_CHALLENGE_
Which lines include the word "проживающих"? Copy each of them.

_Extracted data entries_
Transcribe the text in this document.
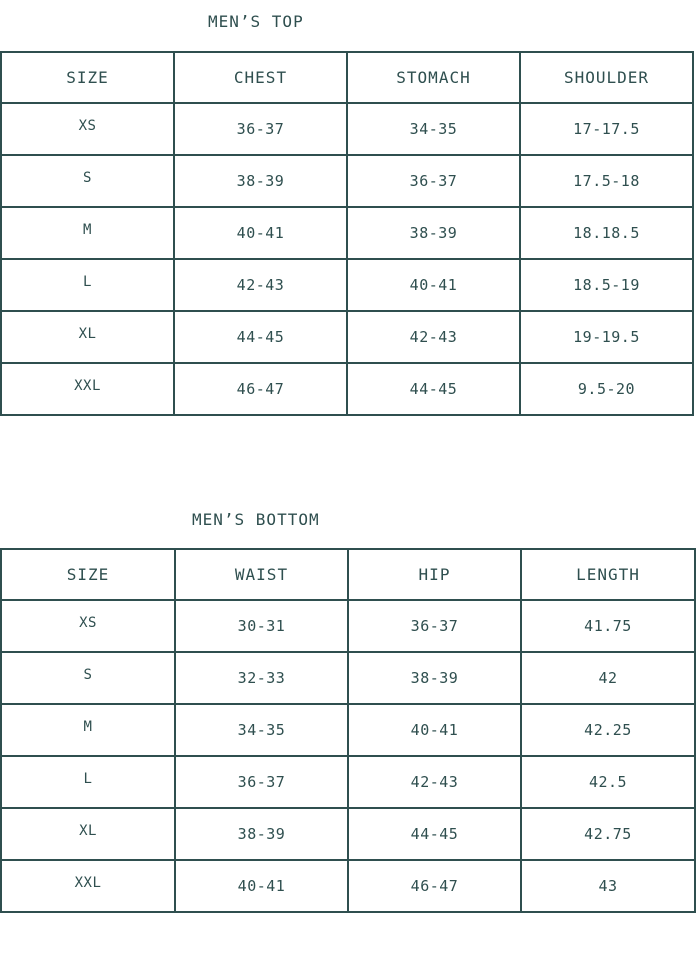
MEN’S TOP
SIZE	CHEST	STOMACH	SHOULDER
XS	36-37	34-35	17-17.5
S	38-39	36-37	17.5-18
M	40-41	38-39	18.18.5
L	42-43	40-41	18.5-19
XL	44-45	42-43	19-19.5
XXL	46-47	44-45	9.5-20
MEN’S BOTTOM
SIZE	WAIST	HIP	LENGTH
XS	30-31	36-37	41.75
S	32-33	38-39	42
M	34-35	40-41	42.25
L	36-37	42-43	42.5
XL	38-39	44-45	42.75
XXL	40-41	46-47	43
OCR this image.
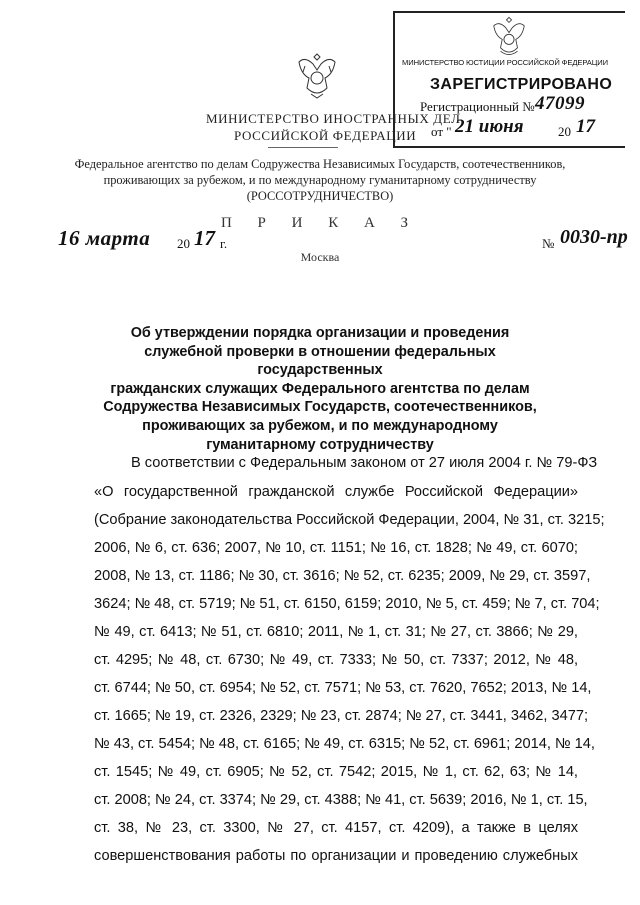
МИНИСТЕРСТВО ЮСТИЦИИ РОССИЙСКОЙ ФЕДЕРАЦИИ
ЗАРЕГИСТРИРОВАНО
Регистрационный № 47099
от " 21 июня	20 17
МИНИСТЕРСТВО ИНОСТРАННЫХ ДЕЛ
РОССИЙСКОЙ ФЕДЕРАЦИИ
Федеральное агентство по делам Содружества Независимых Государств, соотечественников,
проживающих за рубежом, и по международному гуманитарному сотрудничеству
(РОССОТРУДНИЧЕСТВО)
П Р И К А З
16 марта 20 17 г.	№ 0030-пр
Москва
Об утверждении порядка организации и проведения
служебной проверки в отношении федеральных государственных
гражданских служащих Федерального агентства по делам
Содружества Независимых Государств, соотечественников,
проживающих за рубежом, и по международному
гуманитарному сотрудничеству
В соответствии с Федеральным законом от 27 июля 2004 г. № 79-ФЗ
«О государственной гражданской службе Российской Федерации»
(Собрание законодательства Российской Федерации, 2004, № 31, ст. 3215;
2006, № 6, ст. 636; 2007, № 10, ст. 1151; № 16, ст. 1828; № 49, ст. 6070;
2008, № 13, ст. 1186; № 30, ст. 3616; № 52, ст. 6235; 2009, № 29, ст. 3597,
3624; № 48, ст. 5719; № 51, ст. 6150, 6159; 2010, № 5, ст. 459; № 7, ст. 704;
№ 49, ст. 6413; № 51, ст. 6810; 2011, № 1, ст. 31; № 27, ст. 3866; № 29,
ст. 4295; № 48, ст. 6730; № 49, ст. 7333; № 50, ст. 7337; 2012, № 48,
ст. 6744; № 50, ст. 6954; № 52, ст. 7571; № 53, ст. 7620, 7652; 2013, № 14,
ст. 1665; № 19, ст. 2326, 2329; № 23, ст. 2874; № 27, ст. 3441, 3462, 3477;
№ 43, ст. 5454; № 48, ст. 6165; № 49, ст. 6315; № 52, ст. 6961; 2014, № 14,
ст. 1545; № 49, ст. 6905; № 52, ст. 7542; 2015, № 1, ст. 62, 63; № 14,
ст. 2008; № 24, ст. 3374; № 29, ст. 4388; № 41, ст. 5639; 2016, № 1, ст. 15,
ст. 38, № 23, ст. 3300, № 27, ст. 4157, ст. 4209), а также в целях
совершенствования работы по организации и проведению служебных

_OUTPUT OF THE TASK_
проживающих за рубежом, и по международному гуманитарному сотрудничеству
проживающих за рубежом, и по международному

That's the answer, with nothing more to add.